▶ [Available records]

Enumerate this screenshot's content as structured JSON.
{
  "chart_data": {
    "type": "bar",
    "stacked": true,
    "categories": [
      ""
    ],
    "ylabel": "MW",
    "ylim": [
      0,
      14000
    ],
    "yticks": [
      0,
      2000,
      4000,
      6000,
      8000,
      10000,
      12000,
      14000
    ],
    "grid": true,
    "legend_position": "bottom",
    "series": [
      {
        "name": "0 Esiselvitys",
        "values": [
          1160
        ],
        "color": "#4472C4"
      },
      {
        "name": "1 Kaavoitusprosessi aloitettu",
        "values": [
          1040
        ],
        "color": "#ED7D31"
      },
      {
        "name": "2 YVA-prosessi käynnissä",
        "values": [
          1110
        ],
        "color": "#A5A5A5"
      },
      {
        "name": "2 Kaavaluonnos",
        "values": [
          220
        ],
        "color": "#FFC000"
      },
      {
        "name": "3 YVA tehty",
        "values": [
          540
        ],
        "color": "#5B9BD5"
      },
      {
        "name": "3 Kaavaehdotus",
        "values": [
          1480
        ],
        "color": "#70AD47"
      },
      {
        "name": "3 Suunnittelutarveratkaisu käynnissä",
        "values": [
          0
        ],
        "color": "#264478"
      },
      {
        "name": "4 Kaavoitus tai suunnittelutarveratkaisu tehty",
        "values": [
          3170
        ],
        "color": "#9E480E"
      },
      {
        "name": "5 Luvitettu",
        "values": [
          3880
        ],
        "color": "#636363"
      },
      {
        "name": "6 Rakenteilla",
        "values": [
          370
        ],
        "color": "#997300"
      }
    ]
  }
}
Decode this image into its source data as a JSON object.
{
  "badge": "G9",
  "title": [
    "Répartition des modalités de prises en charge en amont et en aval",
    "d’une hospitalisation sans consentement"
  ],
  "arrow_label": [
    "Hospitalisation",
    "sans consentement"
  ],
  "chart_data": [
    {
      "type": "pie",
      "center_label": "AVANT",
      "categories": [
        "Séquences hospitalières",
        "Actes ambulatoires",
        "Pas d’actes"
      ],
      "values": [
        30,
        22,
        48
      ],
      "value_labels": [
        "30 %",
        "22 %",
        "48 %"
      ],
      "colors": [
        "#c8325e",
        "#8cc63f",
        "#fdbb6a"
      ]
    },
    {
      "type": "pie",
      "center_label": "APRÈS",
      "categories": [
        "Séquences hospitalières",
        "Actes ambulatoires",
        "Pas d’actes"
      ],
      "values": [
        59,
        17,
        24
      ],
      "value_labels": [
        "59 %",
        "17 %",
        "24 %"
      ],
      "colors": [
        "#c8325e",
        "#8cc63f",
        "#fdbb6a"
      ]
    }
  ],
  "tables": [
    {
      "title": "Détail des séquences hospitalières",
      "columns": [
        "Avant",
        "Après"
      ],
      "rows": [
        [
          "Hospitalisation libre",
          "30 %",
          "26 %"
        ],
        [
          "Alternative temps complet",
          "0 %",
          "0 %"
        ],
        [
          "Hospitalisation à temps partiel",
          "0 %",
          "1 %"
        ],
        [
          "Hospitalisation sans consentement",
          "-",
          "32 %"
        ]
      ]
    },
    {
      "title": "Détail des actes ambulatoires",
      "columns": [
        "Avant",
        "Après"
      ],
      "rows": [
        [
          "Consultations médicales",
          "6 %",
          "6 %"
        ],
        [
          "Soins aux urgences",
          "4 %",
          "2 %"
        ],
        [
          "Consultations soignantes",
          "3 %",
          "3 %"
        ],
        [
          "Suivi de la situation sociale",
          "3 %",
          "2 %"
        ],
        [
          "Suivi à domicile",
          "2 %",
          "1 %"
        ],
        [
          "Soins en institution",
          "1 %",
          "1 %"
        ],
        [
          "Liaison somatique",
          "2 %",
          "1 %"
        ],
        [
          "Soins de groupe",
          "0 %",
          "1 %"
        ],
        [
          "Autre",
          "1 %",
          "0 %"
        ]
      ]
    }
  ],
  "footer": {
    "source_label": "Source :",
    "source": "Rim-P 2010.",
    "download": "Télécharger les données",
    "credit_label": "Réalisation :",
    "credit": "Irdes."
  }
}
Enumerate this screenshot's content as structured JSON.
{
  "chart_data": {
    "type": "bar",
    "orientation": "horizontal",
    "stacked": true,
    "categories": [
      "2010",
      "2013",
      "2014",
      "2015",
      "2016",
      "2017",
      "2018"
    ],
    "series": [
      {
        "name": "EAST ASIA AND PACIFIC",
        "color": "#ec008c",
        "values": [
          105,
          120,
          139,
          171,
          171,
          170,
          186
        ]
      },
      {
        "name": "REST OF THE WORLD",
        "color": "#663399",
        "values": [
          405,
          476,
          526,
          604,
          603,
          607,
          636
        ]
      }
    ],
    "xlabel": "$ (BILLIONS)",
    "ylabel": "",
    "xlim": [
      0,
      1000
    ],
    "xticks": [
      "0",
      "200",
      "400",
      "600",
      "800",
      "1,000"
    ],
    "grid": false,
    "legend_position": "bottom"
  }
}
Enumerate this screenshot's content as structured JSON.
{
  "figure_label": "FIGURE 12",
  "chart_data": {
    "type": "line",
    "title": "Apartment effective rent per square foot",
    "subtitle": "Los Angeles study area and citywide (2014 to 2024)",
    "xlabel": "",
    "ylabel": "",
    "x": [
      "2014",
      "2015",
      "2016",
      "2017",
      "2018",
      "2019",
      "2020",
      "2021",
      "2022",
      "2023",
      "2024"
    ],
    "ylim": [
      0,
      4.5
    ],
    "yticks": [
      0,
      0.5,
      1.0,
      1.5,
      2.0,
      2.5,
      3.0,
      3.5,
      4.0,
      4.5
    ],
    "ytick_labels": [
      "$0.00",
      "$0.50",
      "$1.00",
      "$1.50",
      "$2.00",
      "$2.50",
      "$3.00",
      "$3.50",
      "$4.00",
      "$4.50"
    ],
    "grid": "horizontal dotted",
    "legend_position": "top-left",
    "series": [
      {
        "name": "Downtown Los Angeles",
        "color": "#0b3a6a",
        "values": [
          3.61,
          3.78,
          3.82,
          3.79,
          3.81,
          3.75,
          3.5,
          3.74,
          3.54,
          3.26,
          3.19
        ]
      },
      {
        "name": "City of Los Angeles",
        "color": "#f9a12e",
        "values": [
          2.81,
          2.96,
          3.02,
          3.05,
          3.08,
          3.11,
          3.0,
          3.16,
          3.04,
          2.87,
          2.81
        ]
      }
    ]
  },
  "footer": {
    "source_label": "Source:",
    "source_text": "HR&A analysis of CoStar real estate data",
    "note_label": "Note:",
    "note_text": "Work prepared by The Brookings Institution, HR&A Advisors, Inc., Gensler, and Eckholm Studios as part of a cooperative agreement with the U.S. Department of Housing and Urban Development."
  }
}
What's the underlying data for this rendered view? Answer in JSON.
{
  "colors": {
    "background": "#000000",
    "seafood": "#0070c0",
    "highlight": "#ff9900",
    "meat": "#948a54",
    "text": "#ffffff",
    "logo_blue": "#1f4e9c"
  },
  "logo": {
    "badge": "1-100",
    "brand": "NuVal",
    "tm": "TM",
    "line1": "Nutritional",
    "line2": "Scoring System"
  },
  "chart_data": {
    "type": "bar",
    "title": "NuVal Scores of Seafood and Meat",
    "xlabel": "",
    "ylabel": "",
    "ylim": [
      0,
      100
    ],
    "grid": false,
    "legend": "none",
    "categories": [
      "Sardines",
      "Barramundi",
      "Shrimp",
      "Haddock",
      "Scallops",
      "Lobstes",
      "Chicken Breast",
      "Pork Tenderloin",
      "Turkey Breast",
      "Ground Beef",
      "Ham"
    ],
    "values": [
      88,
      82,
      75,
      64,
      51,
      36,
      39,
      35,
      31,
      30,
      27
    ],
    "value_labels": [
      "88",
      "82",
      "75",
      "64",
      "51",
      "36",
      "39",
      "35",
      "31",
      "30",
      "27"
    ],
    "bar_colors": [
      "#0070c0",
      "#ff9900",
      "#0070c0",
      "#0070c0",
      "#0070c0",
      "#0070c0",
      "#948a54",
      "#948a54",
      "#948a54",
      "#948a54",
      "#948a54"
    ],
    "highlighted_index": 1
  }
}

▶ [Exercise aim]
Search the listing for the word "consentement". Copy every line in which it occurs.

▶ [Written response]
    "d’une hospitalisation sans consentement"
    "sans consentement"
          "Hospitalisation sans consentement",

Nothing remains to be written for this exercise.